• Material shown
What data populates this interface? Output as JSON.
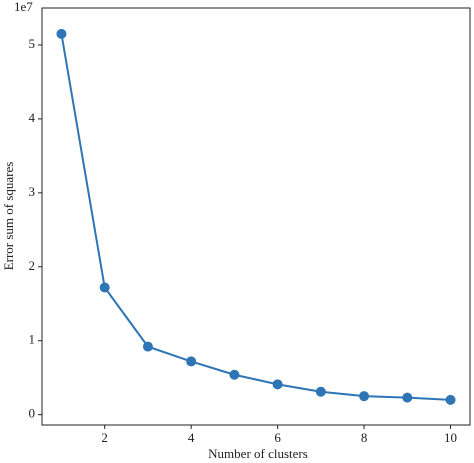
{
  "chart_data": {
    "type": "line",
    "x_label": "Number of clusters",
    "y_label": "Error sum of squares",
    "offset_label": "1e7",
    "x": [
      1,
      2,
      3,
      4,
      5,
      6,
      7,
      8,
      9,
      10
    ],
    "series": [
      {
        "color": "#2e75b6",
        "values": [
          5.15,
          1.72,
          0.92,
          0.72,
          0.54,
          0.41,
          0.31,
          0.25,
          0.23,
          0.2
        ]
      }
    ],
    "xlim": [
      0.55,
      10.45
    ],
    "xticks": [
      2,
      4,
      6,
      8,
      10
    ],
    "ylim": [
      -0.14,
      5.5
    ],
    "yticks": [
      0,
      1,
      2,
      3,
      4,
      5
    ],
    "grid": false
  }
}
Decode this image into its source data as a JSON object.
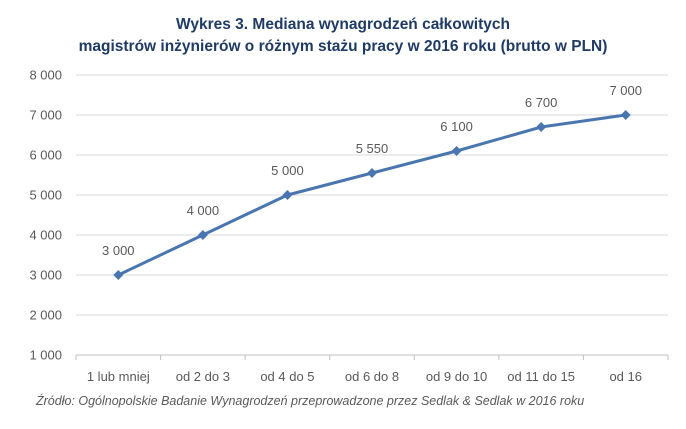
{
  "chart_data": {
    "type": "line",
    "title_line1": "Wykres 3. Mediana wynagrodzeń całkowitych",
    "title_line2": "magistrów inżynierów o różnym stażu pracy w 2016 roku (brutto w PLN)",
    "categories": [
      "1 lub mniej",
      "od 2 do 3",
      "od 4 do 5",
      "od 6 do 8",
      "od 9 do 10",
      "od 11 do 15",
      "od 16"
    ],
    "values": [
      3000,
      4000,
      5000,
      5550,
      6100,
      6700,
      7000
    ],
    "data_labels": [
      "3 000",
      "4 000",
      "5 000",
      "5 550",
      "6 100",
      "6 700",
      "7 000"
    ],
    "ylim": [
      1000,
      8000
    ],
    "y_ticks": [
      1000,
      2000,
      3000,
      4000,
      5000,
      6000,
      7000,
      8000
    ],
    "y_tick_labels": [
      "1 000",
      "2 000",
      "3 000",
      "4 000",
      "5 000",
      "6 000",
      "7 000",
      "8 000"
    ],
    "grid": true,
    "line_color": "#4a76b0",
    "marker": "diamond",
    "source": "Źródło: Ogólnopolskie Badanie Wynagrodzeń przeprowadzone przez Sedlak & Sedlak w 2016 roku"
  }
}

• Exercise brief
Leave the pictures out, and transcribe each of the records exactly.

• The completed task
What data populates this interface? Output as JSON.
{
  "chart_data": {
    "type": "line",
    "x_label": "Number of clusters",
    "y_label": "Error sum of squares",
    "offset_label": "1e7",
    "x": [
      1,
      2,
      3,
      4,
      5,
      6,
      7,
      8,
      9,
      10
    ],
    "series": [
      {
        "color": "#2e75b6",
        "values": [
          5.15,
          1.72,
          0.92,
          0.72,
          0.54,
          0.41,
          0.31,
          0.25,
          0.23,
          0.2
        ]
      }
    ],
    "xlim": [
      0.55,
      10.45
    ],
    "xticks": [
      2,
      4,
      6,
      8,
      10
    ],
    "ylim": [
      -0.14,
      5.5
    ],
    "yticks": [
      0,
      1,
      2,
      3,
      4,
      5
    ],
    "grid": false
  }
}
Decode this image into its source data as a JSON object.
{
  "chart_data": {
    "type": "line",
    "title_line1": "Wykres 3. Mediana wynagrodzeń całkowitych",
    "title_line2": "magistrów inżynierów o różnym stażu pracy w 2016 roku (brutto w PLN)",
    "categories": [
      "1 lub mniej",
      "od 2 do 3",
      "od 4 do 5",
      "od 6 do 8",
      "od 9 do 10",
      "od 11 do 15",
      "od 16"
    ],
    "values": [
      3000,
      4000,
      5000,
      5550,
      6100,
      6700,
      7000
    ],
    "data_labels": [
      "3 000",
      "4 000",
      "5 000",
      "5 550",
      "6 100",
      "6 700",
      "7 000"
    ],
    "ylim": [
      1000,
      8000
    ],
    "y_ticks": [
      1000,
      2000,
      3000,
      4000,
      5000,
      6000,
      7000,
      8000
    ],
    "y_tick_labels": [
      "1 000",
      "2 000",
      "3 000",
      "4 000",
      "5 000",
      "6 000",
      "7 000",
      "8 000"
    ],
    "grid": true,
    "line_color": "#4a76b0",
    "marker": "diamond",
    "source": "Źródło: Ogólnopolskie Badanie Wynagrodzeń przeprowadzone przez Sedlak & Sedlak w 2016 roku"
  }
}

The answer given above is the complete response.